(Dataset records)
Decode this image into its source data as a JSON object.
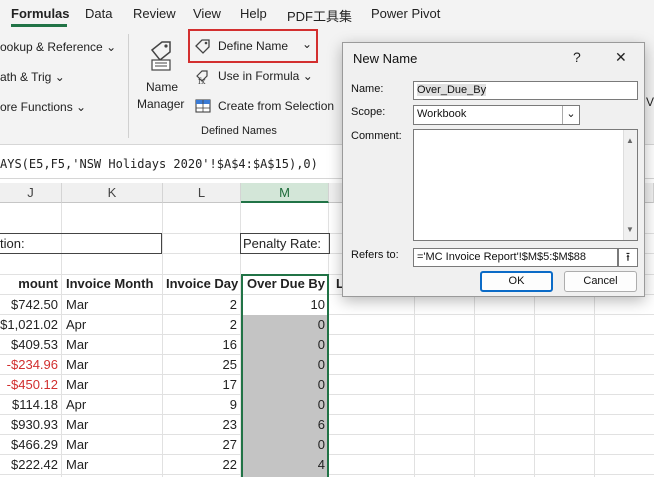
{
  "ribbon": {
    "tabs": [
      "Formulas",
      "Data",
      "Review",
      "View",
      "Help",
      "PDF工具集",
      "Power Pivot"
    ],
    "lookup_ref": "ookup & Reference",
    "math_trig": "ath & Trig",
    "more_functions": "ore Functions",
    "name_manager_line1": "Name",
    "name_manager_line2": "Manager",
    "define_name": "Define Name",
    "use_in_formula": "Use in Formula",
    "create_from_selection": "Create from Selection",
    "group_label": "Defined Names",
    "partial_v": "V"
  },
  "formula_bar": {
    "text": "AYS(E5,F5,'NSW Holidays 2020'!$A$4:$A$15),0)"
  },
  "sheet": {
    "columns": [
      "J",
      "K",
      "L",
      "M"
    ],
    "label_tion": "tion:",
    "label_penalty": "Penalty Rate:",
    "headers": {
      "amount": "mount",
      "invoice_month": "Invoice Month",
      "invoice_day": "Invoice Day",
      "over_due_by": "Over Due By",
      "partial_l": "L"
    },
    "rows": [
      {
        "amount": "$742.50",
        "month": "Mar",
        "day": "2",
        "overdue": "10"
      },
      {
        "amount": "$1,021.02",
        "month": "Apr",
        "day": "2",
        "overdue": "0"
      },
      {
        "amount": "$409.53",
        "month": "Mar",
        "day": "16",
        "overdue": "0"
      },
      {
        "amount": "-$234.96",
        "month": "Mar",
        "day": "25",
        "overdue": "0"
      },
      {
        "amount": "-$450.12",
        "month": "Mar",
        "day": "17",
        "overdue": "0"
      },
      {
        "amount": "$114.18",
        "month": "Apr",
        "day": "9",
        "overdue": "0"
      },
      {
        "amount": "$930.93",
        "month": "Mar",
        "day": "23",
        "overdue": "6"
      },
      {
        "amount": "$466.29",
        "month": "Mar",
        "day": "27",
        "overdue": "0"
      },
      {
        "amount": "$222.42",
        "month": "Mar",
        "day": "22",
        "overdue": "4"
      }
    ]
  },
  "dialog": {
    "title": "New Name",
    "help": "?",
    "close": "✕",
    "name_label": "Name:",
    "name_value": "Over_Due_By",
    "scope_label": "Scope:",
    "scope_value": "Workbook",
    "comment_label": "Comment:",
    "refers_label": "Refers to:",
    "refers_value": "='MC Invoice Report'!$M$5:$M$88",
    "ok": "OK",
    "cancel": "Cancel"
  },
  "colors": {
    "accent": "#217346",
    "highlight": "#d32f2f",
    "negative": "#d12f2f",
    "ok_border": "#0b6bc7"
  }
}
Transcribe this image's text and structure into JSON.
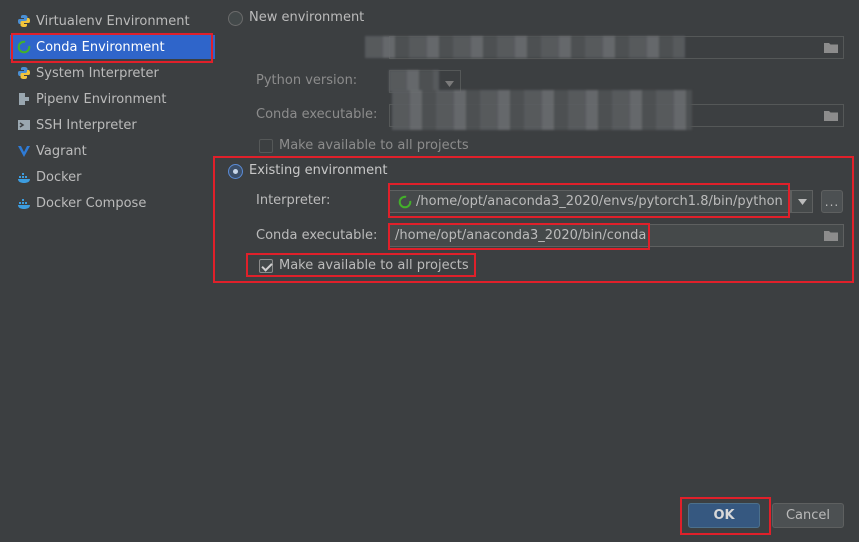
{
  "sidebar": {
    "items": [
      {
        "label": "Virtualenv Environment",
        "icon": "python-icon"
      },
      {
        "label": "Conda Environment",
        "icon": "conda-icon",
        "selected": true
      },
      {
        "label": "System Interpreter",
        "icon": "python-icon"
      },
      {
        "label": "Pipenv Environment",
        "icon": "pipenv-icon"
      },
      {
        "label": "SSH Interpreter",
        "icon": "ssh-icon"
      },
      {
        "label": "Vagrant",
        "icon": "vagrant-icon"
      },
      {
        "label": "Docker",
        "icon": "docker-icon"
      },
      {
        "label": "Docker Compose",
        "icon": "docker-icon"
      }
    ]
  },
  "new_env": {
    "radio_label": "New environment",
    "python_version_label": "Python version:",
    "conda_exec_label": "Conda executable:",
    "make_available_label": "Make available to all projects"
  },
  "existing_env": {
    "radio_label": "Existing environment",
    "interpreter_label": "Interpreter:",
    "interpreter_value": "/home/opt/anaconda3_2020/envs/pytorch1.8/bin/python",
    "conda_exec_label": "Conda executable:",
    "conda_exec_value": "/home/opt/anaconda3_2020/bin/conda",
    "make_available_label": "Make available to all projects",
    "more_button": "..."
  },
  "footer": {
    "ok_label": "OK",
    "cancel_label": "Cancel"
  },
  "colors": {
    "background": "#3c3f41",
    "selection": "#2f65ca",
    "highlight_box": "#e0202a",
    "ok_button": "#365880"
  }
}
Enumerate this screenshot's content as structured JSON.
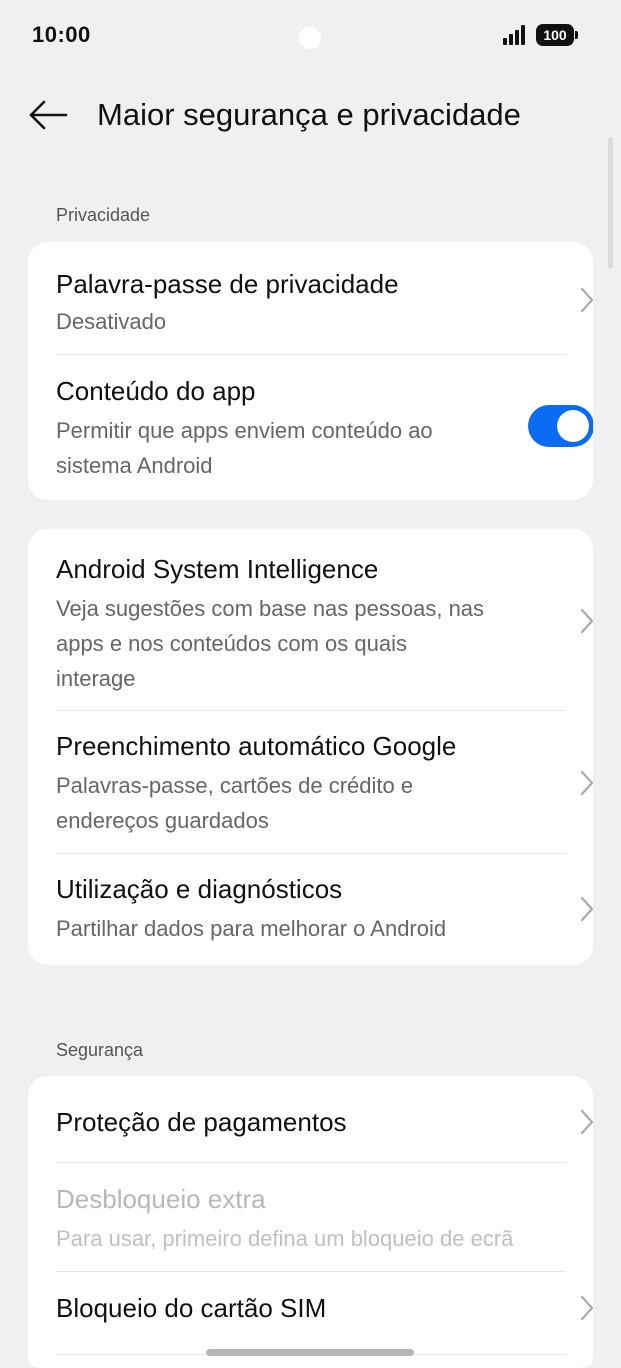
{
  "status_bar": {
    "time": "10:00",
    "battery": "100"
  },
  "header": {
    "title": "Maior segurança e privacidade"
  },
  "sections": {
    "privacy_label": "Privacidade",
    "security_label": "Segurança"
  },
  "privacy_card": {
    "password": {
      "title": "Palavra-passe de privacidade",
      "subtitle": "Desativado"
    },
    "app_content": {
      "title": "Conteúdo do app",
      "subtitle": "Permitir que apps enviem conteúdo ao sistema Android",
      "enabled": true
    }
  },
  "services_card": {
    "asi": {
      "title": "Android System Intelligence",
      "subtitle": "Veja sugestões com base nas pessoas, nas apps e nos conteúdos com os quais interage"
    },
    "autofill": {
      "title": "Preenchimento automático Google",
      "subtitle": "Palavras-passe, cartões de crédito e endereços guardados"
    },
    "diagnostics": {
      "title": "Utilização e diagnósticos",
      "subtitle": "Partilhar dados para melhorar o Android"
    }
  },
  "security_card": {
    "payments": {
      "title": "Proteção de pagamentos"
    },
    "extra_unlock": {
      "title": "Desbloqueio extra",
      "subtitle": "Para usar, primeiro defina um bloqueio de ecrã"
    },
    "sim_lock": {
      "title": "Bloqueio do cartão SIM"
    }
  },
  "colors": {
    "accent": "#0a6cf5",
    "background": "#f0f0f3",
    "card": "#ffffff"
  },
  "icons": {
    "back": "arrow-left-icon",
    "chevron": "chevron-right-icon",
    "signal": "signal-icon",
    "battery": "battery-icon"
  }
}
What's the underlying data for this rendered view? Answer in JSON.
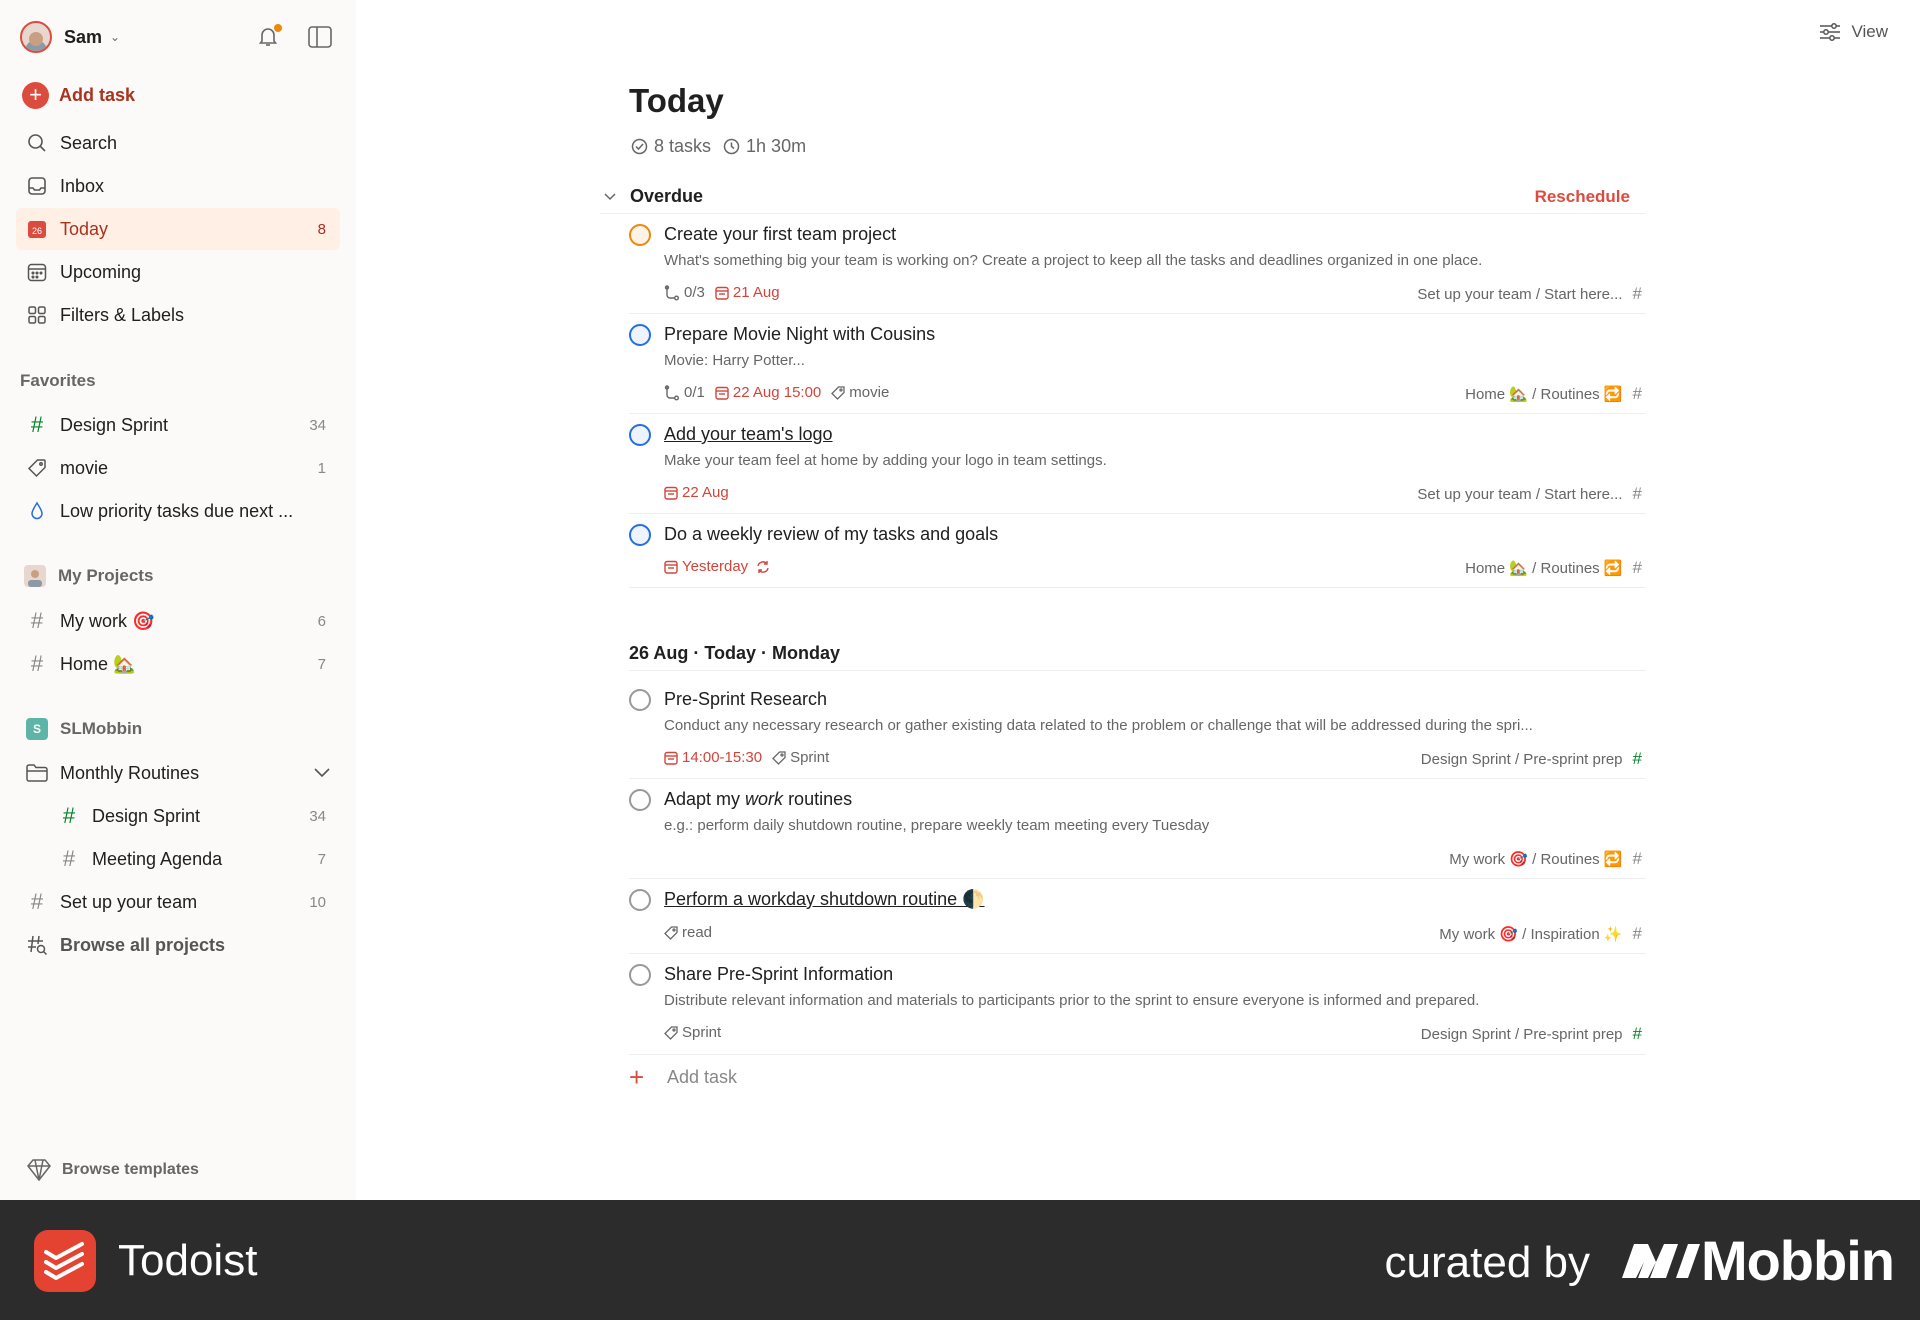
{
  "user": {
    "name": "Sam"
  },
  "sidebar": {
    "add_task": "Add task",
    "nav": [
      {
        "label": "Search",
        "count": "",
        "icon": "search-icon"
      },
      {
        "label": "Inbox",
        "count": "",
        "icon": "inbox-icon"
      },
      {
        "label": "Today",
        "count": "8",
        "icon": "calendar-today-icon",
        "active": true
      },
      {
        "label": "Upcoming",
        "count": "",
        "icon": "calendar-grid-icon"
      },
      {
        "label": "Filters & Labels",
        "count": "",
        "icon": "grid-icon"
      }
    ],
    "favorites_title": "Favorites",
    "favorites": [
      {
        "label": "Design Sprint",
        "count": "34"
      },
      {
        "label": "movie",
        "count": "1"
      },
      {
        "label": "Low priority tasks due next ...",
        "count": ""
      }
    ],
    "my_projects_title": "My Projects",
    "my_projects": [
      {
        "label": "My work 🎯",
        "count": "6"
      },
      {
        "label": "Home 🏡",
        "count": "7"
      }
    ],
    "workspace_title": "SLMobbin",
    "workspace_badge": "S",
    "workspace_items": [
      {
        "label": "Monthly Routines",
        "count": ""
      },
      {
        "label": "Design Sprint",
        "count": "34"
      },
      {
        "label": "Meeting Agenda",
        "count": "7"
      },
      {
        "label": "Set up your team",
        "count": "10"
      },
      {
        "label": "Browse all projects",
        "count": ""
      }
    ],
    "browse_templates": "Browse templates"
  },
  "header": {
    "view": "View"
  },
  "page": {
    "title": "Today",
    "tasks_count": "8 tasks",
    "duration": "1h 30m"
  },
  "overdue": {
    "title": "Overdue",
    "reschedule": "Reschedule",
    "tasks": [
      {
        "title": "Create your first team project",
        "description": "What's something big your team is working on? Create a project to keep all the tasks and deadlines organized in one place.",
        "subtasks": "0/3",
        "date": "21 Aug",
        "label": "",
        "project": "Set up your team / Start here..."
      },
      {
        "title": "Prepare Movie Night with Cousins",
        "description": "Movie: Harry Potter...",
        "subtasks": "0/1",
        "date": "22 Aug 15:00",
        "label": "movie",
        "project": "Home 🏡 / Routines 🔁"
      },
      {
        "title": "Add your team's logo",
        "description": "Make your team feel at home by adding your logo in team settings.",
        "subtasks": "",
        "date": "22 Aug",
        "label": "",
        "project": "Set up your team / Start here..."
      },
      {
        "title": "Do a weekly review of my tasks and goals",
        "description": "",
        "subtasks": "",
        "date": "Yesterday",
        "label": "",
        "project": "Home 🏡 / Routines 🔁"
      }
    ]
  },
  "today_section": {
    "title": "26 Aug · Today · Monday",
    "tasks": [
      {
        "title": "Pre-Sprint Research",
        "description": "Conduct any necessary research or gather existing data related to the problem or challenge that will be addressed during the spri...",
        "time": "14:00-15:30",
        "label": "Sprint",
        "project": "Design Sprint / Pre-sprint prep"
      },
      {
        "title_pre": "Adapt my ",
        "title_em": "work",
        "title_post": " routines",
        "description": "e.g.: perform daily shutdown routine, prepare weekly team meeting every Tuesday",
        "project": "My work 🎯 / Routines 🔁"
      },
      {
        "title": "Perform a workday shutdown routine 🌓",
        "label": "read",
        "project": "My work 🎯 / Inspiration ✨"
      },
      {
        "title": "Share Pre-Sprint Information",
        "description": "Distribute relevant information and materials to participants prior to the sprint to ensure everyone is informed and prepared.",
        "label": "Sprint",
        "project": "Design Sprint / Pre-sprint prep"
      }
    ],
    "add_task": "Add task"
  },
  "footer": {
    "app_name": "Todoist",
    "curated_by": "curated by",
    "brand": "Mobbin"
  },
  "colors": {
    "accent": "#dc4c3e",
    "active_bg": "#ffefe5",
    "sidebar_bg": "#fcfaf8",
    "footer_bg": "#2c2c2c"
  }
}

Short problem =>
Out of the preceding entries, pull every line containing the string "What".

Complete output =>
What's the underlying data for this rendered view? Answer in JSON.
        "description": "What's something big your team is working on? Create a project to keep all the tasks and deadlines organized in one place.",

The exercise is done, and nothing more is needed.